**What is required:**
Extract every line of the material below and reproduce it faithfully.

**Stored records:**

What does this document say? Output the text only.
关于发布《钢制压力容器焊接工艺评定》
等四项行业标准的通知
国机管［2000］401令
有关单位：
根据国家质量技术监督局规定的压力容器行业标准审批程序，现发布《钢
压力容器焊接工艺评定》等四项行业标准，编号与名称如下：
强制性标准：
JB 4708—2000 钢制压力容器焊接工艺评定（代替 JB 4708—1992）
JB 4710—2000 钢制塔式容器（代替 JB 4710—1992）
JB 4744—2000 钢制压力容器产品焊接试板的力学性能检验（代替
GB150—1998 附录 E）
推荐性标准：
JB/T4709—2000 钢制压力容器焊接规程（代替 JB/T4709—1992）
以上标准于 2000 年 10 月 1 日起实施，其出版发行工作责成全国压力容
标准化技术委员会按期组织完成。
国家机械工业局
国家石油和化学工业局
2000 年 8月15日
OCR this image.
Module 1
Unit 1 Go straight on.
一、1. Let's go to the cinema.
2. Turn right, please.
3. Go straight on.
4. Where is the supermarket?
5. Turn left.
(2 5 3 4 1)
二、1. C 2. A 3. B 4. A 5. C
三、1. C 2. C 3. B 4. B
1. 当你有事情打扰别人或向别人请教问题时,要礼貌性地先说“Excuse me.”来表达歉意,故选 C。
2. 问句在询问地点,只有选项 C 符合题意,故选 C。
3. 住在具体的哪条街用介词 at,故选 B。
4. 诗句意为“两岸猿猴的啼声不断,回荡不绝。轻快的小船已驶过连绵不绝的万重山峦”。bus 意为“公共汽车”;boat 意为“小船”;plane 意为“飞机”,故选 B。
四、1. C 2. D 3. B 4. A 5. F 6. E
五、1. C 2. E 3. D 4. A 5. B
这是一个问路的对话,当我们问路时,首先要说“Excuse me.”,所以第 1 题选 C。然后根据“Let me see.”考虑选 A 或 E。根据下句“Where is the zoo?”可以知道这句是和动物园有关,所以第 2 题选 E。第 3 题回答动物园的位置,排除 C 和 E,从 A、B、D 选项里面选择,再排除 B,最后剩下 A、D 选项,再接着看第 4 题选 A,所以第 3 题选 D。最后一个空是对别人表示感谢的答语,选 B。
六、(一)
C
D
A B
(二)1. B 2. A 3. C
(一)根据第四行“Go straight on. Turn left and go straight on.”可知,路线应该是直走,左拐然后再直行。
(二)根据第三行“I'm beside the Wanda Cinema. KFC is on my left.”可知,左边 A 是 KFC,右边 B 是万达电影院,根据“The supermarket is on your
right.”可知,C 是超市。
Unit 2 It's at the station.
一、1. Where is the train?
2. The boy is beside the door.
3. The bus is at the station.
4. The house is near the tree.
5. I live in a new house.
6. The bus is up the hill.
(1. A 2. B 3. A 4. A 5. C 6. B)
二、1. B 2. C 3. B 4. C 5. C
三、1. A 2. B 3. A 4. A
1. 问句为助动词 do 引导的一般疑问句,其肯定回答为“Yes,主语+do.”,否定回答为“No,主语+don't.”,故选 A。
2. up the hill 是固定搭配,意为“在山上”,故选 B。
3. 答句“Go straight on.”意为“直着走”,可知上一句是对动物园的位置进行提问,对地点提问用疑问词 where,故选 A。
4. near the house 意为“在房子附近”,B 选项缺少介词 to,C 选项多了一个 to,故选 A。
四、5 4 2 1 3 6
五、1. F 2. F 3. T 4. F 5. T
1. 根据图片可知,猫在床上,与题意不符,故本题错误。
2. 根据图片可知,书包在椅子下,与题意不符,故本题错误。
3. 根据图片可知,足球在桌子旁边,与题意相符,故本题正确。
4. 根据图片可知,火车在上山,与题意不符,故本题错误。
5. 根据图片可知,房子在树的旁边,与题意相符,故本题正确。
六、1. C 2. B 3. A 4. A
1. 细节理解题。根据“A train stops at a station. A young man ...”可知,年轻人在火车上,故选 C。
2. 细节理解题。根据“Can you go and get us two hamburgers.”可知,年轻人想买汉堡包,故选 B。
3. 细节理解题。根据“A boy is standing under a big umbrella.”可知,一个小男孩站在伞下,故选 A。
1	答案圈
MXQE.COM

**Reply to the task:**
What does this document say? Output the text only.
关于发布《钢制压力容器焊接工艺评定》
等四项行业标准的通知
国机管［2000］401令
有关单位：
根据国家质量技术监督局规定的压力容器行业标准审批程序，现发布《钢
压力容器焊接工艺评定》等四项行业标准，编号与名称如下：
强制性标准：
JB 4708—2000 钢制压力容器焊接工艺评定（代替 JB 4708—1992）
JB 4710—2000 钢制塔式容器（代替 JB 4710—1992）
JB 4744—2000 钢制压力容器产品焊接试板的力学性能检验（代替
GB150—1998 附录 E）
推荐性标准：
JB/T4709—2000 钢制压力容器焊接规程（代替 JB/T4709—1992）
以上标准于 2000 年 10 月 1 日起实施，其出版发行工作责成全国压力容
标准化技术委员会按期组织完成。
国家机械工业局
国家石油和化学工业局
2000 年 8月15日
OCR this image.
Module 1
Unit 1 Go straight on.
一、1. Let's go to the cinema.
2. Turn right, please.
3. Go straight on.
4. Where is the supermarket?
5. Turn left.
(2 5 3 4 1)
二、1. C 2. A 3. B 4. A 5. C
三、1. C 2. C 3. B 4. B
1. 当你有事情打扰别人或向别人请教问题时,要礼貌性地先说“Excuse me.”来表达歉意,故选 C。
2. 问句在询问地点,只有选项 C 符合题意,故选 C。
3. 住在具体的哪条街用介词 at,故选 B。
4. 诗句意为“两岸猿猴的啼声不断,回荡不绝。轻快的小船已驶过连绵不绝的万重山峦”。bus 意为“公共汽车”;boat 意为“小船”;plane 意为“飞机”,故选 B。
四、1. C 2. D 3. B 4. A 5. F 6. E
五、1. C 2. E 3. D 4. A 5. B
这是一个问路的对话,当我们问路时,首先要说“Excuse me.”,所以第 1 题选 C。然后根据“Let me see.”考虑选 A 或 E。根据下句“Where is the zoo?”可以知道这句是和动物园有关,所以第 2 题选 E。第 3 题回答动物园的位置,排除 C 和 E,从 A、B、D 选项里面选择,再排除 B,最后剩下 A、D 选项,再接着看第 4 题选 A,所以第 3 题选 D。最后一个空是对别人表示感谢的答语,选 B。
六、(一)
C
D
A B
(二)1. B 2. A 3. C
(一)根据第四行“Go straight on. Turn left and go straight on.”可知,路线应该是直走,左拐然后再直行。
(二)根据第三行“I'm beside the Wanda Cinema. KFC is on my left.”可知,左边 A 是 KFC,右边 B 是万达电影院,根据“The supermarket is on your
right.”可知,C 是超市。
Unit 2 It's at the station.
一、1. Where is the train?
2. The boy is beside the door.
3. The bus is at the station.
4. The house is near the tree.
5. I live in a new house.
6. The bus is up the hill.
(1. A 2. B 3. A 4. A 5. C 6. B)
二、1. B 2. C 3. B 4. C 5. C
三、1. A 2. B 3. A 4. A
1. 问句为助动词 do 引导的一般疑问句,其肯定回答为“Yes,主语+do.”,否定回答为“No,主语+don't.”,故选 A。
2. up the hill 是固定搭配,意为“在山上”,故选 B。
3. 答句“Go straight on.”意为“直着走”,可知上一句是对动物园的位置进行提问,对地点提问用疑问词 where,故选 A。
4. near the house 意为“在房子附近”,B 选项缺少介词 to,C 选项多了一个 to,故选 A。
四、5 4 2 1 3 6
五、1. F 2. F 3. T 4. F 5. T
1. 根据图片可知,猫在床上,与题意不符,故本题错误。
2. 根据图片可知,书包在椅子下,与题意不符,故本题错误。
3. 根据图片可知,足球在桌子旁边,与题意相符,故本题正确。
4. 根据图片可知,火车在上山,与题意不符,故本题错误。
5. 根据图片可知,房子在树的旁边,与题意相符,故本题正确。
六、1. C 2. B 3. A 4. A
1. 细节理解题。根据“A train stops at a station. A young man ...”可知,年轻人在火车上,故选 C。
2. 细节理解题。根据“Can you go and get us two hamburgers.”可知,年轻人想买汉堡包,故选 B。
3. 细节理解题。根据“A boy is standing under a big umbrella.”可知,一个小男孩站在伞下,故选 A。
1	答案圈
MXQE.COM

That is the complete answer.